Exercise directions:
Each entry here needs to be set down again exactly, please; pictures are left out.

╭──

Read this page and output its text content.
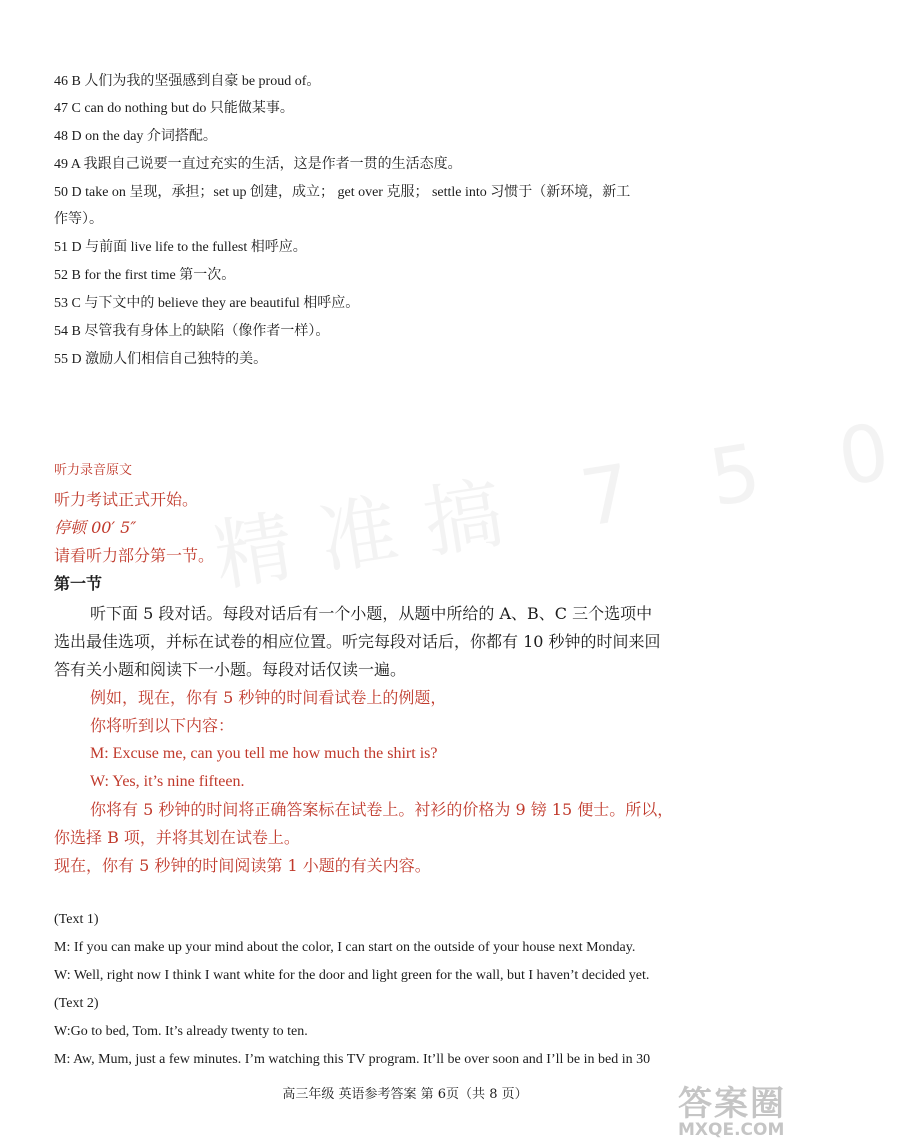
精准搞 7 5 0
46 B 人们为我的坚强感到自豪 be proud of。
47 C can do nothing but do 只能做某事。
48 D on the day 介词搭配。
49 A 我跟自己说要一直过充实的生活，这是作者一贯的生活态度。
50 D take on 呈现，承担；set up 创建，成立； get over 克服； settle into 习惯于（新环境，新工
作等）。
51 D 与前面 live life to the fullest 相呼应。
52 B for the first time 第一次。
53 C 与下文中的 believe they are beautiful 相呼应。
54 B 尽管我有身体上的缺陷（像作者一样）。
55 D 激励人们相信自己独特的美。
听力录音原文
听力考试正式开始。
停顿 00′ 5″
请看听力部分第一节。
第一节
听下面 5 段对话。每段对话后有一个小题，从题中所给的 A、B、C 三个选项中
选出最佳选项，并标在试卷的相应位置。听完每段对话后，你都有 10 秒钟的时间来回
答有关小题和阅读下一小题。每段对话仅读一遍。
例如，现在，你有 5 秒钟的时间看试卷上的例题，
你将听到以下内容：
M: Excuse me, can you tell me how much the shirt is?
W: Yes, it’s nine fifteen.
你将有 5 秒钟的时间将正确答案标在试卷上。衬衫的价格为 9 镑 15 便士。所以，
你选择 B 项，并将其划在试卷上。
现在，你有 5 秒钟的时间阅读第 1 小题的有关内容。
(Text 1)
M: If you can make up your mind about the color, I can start on the outside of your house next Monday.
W: Well, right now I think I want white for the door and light green for the wall, but I haven’t decided yet.
(Text 2)
W:Go to bed, Tom. It’s already twenty to ten.
M: Aw, Mum, just a few minutes. I’m watching this TV program. It’ll be over soon and I’ll be in bed in 30
高三年级 英语参考答案 第 6页（共 8 页）	答案圈
MXQE.COM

╰──

Task solution:
Read this page and output its text content.
精准搞 7 5 0
46 B 人们为我的坚强感到自豪 be proud of。
47 C can do nothing but do 只能做某事。
48 D on the day 介词搭配。
49 A 我跟自己说要一直过充实的生活，这是作者一贯的生活态度。
50 D take on 呈现，承担；set up 创建，成立； get over 克服； settle into 习惯于（新环境，新工
作等）。
51 D 与前面 live life to the fullest 相呼应。
52 B for the first time 第一次。
53 C 与下文中的 believe they are beautiful 相呼应。
54 B 尽管我有身体上的缺陷（像作者一样）。
55 D 激励人们相信自己独特的美。
听力录音原文
听力考试正式开始。
停顿 00′ 5″
请看听力部分第一节。
第一节
听下面 5 段对话。每段对话后有一个小题，从题中所给的 A、B、C 三个选项中
选出最佳选项，并标在试卷的相应位置。听完每段对话后，你都有 10 秒钟的时间来回
答有关小题和阅读下一小题。每段对话仅读一遍。
例如，现在，你有 5 秒钟的时间看试卷上的例题，
你将听到以下内容：
M: Excuse me, can you tell me how much the shirt is?
W: Yes, it’s nine fifteen.
你将有 5 秒钟的时间将正确答案标在试卷上。衬衫的价格为 9 镑 15 便士。所以，
你选择 B 项，并将其划在试卷上。
现在，你有 5 秒钟的时间阅读第 1 小题的有关内容。
(Text 1)
M: If you can make up your mind about the color, I can start on the outside of your house next Monday.
W: Well, right now I think I want white for the door and light green for the wall, but I haven’t decided yet.
(Text 2)
W:Go to bed, Tom. It’s already twenty to ten.
M: Aw, Mum, just a few minutes. I’m watching this TV program. It’ll be over soon and I’ll be in bed in 30
高三年级 英语参考答案 第 6页（共 8 页）	答案圈
MXQE.COM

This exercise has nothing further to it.